Using the data below, copy each line that includes the word "content".

#### [MATERIAL FOR THIS TASK]
—————

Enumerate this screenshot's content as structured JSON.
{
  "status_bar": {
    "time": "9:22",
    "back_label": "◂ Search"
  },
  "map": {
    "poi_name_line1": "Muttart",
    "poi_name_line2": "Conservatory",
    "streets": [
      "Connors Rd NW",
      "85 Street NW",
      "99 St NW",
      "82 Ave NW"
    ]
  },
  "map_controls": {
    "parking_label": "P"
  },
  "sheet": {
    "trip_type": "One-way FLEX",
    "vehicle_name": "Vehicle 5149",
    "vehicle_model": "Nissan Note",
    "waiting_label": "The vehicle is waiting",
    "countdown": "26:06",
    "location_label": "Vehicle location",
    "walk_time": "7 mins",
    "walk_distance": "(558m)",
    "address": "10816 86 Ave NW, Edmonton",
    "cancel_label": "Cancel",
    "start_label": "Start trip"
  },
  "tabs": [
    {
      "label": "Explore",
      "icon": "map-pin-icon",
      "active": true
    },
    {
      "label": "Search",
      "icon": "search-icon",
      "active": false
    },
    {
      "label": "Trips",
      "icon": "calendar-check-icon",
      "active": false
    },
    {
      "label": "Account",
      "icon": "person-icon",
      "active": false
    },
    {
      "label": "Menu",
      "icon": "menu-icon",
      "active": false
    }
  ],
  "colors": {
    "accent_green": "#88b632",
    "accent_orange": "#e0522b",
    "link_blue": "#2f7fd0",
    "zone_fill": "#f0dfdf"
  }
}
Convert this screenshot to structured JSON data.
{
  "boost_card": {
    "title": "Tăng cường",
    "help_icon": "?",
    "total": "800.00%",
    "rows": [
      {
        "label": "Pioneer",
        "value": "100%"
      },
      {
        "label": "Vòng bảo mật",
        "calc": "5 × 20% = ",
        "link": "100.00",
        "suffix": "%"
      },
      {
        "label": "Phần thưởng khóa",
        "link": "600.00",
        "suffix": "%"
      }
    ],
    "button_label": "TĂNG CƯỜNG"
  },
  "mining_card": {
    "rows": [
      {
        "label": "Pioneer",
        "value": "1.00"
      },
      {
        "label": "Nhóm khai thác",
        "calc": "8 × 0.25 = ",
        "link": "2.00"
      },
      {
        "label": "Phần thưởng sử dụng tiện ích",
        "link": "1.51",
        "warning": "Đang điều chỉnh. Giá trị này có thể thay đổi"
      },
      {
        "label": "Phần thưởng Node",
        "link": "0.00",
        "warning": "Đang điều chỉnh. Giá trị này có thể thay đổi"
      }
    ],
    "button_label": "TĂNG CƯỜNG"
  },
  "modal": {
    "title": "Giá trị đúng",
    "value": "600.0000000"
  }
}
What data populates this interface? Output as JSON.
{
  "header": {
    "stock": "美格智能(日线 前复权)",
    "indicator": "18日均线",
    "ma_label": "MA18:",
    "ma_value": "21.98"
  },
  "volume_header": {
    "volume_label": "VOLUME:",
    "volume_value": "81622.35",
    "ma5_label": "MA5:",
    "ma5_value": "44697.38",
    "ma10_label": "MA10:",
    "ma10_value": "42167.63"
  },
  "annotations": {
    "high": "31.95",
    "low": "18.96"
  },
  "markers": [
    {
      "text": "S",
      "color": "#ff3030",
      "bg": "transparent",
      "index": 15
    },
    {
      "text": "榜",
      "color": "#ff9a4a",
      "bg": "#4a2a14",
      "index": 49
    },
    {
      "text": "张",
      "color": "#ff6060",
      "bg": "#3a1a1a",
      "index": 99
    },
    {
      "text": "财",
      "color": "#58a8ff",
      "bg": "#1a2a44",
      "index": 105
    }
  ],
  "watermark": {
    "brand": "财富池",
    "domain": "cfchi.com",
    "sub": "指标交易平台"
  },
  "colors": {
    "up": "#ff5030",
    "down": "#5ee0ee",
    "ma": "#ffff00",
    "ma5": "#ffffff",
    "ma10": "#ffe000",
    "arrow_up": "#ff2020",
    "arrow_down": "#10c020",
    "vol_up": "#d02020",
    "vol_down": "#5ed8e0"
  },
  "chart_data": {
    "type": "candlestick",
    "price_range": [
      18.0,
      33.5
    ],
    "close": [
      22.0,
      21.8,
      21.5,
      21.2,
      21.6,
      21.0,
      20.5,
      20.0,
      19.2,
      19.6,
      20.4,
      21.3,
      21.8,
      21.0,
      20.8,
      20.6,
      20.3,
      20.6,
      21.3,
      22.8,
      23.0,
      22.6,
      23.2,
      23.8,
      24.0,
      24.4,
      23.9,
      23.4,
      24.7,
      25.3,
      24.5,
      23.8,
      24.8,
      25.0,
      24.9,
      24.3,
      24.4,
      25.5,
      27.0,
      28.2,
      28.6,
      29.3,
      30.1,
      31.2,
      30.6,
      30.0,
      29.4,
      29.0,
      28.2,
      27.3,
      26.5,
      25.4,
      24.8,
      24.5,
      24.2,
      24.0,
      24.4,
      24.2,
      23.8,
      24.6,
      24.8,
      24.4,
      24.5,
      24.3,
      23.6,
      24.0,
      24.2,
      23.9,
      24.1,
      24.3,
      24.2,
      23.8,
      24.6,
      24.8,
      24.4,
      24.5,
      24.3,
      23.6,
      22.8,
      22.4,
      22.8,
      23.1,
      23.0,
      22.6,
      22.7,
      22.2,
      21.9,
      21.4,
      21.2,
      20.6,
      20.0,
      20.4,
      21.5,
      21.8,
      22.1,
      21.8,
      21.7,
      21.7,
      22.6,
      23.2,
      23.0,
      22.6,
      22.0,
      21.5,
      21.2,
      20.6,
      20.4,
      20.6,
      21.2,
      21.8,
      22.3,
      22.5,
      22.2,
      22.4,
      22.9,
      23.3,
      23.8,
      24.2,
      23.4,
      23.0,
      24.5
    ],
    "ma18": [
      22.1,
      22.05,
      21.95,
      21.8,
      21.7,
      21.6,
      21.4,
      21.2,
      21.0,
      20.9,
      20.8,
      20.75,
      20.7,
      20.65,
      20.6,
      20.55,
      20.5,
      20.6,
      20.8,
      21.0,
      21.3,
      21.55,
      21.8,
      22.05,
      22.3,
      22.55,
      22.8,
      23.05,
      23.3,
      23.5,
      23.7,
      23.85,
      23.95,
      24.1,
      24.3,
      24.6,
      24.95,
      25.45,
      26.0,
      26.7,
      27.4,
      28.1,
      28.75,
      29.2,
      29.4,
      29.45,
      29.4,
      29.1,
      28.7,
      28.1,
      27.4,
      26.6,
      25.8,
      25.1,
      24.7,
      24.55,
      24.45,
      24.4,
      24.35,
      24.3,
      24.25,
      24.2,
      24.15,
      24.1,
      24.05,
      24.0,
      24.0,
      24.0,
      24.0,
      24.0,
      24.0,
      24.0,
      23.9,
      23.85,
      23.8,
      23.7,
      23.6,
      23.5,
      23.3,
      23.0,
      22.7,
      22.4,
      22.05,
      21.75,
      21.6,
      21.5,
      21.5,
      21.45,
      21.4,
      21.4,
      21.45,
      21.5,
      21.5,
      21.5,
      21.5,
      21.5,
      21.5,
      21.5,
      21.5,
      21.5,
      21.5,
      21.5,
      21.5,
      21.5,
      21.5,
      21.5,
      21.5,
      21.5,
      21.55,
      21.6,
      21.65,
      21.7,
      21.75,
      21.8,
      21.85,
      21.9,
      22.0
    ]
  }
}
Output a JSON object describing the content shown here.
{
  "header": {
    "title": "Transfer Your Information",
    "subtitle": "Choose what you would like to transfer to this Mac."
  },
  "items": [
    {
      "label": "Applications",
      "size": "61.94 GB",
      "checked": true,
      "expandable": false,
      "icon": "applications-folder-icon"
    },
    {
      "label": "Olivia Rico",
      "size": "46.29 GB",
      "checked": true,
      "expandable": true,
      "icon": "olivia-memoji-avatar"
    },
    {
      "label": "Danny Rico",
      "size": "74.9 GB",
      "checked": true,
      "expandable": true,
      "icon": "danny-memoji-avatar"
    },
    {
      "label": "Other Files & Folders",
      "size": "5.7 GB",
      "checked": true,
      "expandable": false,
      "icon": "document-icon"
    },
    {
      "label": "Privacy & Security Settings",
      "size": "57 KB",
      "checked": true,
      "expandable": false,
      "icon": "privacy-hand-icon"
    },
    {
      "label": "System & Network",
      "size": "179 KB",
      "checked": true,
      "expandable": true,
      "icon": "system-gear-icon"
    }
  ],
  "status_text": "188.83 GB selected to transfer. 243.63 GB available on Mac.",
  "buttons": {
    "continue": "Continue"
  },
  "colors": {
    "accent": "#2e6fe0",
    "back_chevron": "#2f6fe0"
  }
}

—————

#### [SOLUTION TO THIS PROBLEM]
Enumerate this screenshot's content as structured JSON.
Output a JSON object describing the content shown here.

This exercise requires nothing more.